◆ What you should do
Find and copy lines holding "size".

◆ Listed entries
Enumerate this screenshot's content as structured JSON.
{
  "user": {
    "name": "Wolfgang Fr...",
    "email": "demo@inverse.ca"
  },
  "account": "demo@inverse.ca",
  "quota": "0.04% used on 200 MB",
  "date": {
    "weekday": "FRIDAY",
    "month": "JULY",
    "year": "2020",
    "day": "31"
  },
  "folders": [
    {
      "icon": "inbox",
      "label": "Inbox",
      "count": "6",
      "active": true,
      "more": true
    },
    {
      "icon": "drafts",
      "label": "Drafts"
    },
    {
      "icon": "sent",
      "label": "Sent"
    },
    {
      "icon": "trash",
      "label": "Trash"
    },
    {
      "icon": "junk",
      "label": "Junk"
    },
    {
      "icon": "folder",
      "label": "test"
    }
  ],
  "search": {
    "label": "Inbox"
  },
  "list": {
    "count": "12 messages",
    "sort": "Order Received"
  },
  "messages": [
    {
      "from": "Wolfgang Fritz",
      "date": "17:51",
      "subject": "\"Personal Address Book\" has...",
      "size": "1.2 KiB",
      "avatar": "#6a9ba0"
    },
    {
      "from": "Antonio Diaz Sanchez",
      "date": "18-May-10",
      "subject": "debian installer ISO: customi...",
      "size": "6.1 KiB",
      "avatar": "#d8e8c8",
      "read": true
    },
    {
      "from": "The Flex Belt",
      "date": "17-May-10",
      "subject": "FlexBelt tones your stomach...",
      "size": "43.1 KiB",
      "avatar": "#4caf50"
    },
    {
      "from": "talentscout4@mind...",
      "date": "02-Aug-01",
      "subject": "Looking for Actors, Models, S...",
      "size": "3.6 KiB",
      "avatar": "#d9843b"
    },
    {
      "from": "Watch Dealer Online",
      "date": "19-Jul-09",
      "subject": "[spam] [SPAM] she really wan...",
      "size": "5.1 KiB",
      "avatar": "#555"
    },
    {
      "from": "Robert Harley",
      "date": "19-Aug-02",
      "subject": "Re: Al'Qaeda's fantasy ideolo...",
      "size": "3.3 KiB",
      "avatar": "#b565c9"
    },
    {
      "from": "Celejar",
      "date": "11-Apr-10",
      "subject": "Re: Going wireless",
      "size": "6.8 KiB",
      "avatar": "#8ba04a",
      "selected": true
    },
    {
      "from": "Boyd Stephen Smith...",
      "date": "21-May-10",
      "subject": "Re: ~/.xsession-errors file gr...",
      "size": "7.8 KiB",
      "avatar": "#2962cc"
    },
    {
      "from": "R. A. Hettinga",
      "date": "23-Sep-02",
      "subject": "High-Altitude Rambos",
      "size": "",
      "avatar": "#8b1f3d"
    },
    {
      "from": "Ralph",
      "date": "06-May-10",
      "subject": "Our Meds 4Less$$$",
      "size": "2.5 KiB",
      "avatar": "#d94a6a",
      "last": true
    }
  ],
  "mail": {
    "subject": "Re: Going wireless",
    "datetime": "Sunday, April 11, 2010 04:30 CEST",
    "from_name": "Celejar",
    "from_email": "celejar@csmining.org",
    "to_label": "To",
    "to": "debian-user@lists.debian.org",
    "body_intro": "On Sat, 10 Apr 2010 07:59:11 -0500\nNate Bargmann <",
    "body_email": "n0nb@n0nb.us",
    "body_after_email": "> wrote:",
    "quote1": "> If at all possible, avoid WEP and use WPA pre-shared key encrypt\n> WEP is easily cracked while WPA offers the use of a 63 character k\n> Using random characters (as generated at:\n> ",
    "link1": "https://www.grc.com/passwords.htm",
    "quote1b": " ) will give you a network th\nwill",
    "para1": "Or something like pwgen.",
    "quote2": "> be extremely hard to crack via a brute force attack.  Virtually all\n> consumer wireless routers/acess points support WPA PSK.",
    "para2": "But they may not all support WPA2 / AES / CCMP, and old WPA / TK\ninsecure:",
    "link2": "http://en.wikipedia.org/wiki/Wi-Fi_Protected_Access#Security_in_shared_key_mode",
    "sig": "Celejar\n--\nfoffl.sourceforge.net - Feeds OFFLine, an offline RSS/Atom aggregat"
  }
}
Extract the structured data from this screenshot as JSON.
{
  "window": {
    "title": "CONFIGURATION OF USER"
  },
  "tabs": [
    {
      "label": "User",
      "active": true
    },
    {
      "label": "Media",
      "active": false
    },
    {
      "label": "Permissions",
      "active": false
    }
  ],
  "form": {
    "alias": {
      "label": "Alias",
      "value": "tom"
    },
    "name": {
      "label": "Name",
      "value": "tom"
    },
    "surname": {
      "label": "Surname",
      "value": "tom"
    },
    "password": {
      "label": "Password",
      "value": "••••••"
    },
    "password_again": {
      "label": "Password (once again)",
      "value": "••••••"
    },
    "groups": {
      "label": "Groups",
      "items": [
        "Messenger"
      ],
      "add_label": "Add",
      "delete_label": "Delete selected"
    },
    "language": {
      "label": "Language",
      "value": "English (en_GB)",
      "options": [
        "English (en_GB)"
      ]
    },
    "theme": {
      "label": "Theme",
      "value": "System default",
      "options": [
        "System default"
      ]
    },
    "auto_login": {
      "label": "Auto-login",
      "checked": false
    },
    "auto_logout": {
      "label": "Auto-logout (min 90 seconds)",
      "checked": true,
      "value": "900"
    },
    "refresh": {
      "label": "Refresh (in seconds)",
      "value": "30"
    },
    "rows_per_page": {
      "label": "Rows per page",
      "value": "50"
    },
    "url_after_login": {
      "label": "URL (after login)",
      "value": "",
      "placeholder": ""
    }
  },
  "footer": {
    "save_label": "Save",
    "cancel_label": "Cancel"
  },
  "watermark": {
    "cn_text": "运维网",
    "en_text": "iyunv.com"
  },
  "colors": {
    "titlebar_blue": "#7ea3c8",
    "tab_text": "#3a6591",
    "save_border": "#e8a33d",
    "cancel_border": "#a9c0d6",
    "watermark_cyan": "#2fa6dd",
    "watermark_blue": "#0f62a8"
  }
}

◆ Answer to the problem
      "size": "1.2 KiB",
      "size": "6.1 KiB",
      "size": "43.1 KiB",
      "size": "3.6 KiB",
      "size": "5.1 KiB",
      "size": "3.3 KiB",
      "size": "6.8 KiB",
      "size": "7.8 KiB",
      "size": "",
      "size": "2.5 KiB",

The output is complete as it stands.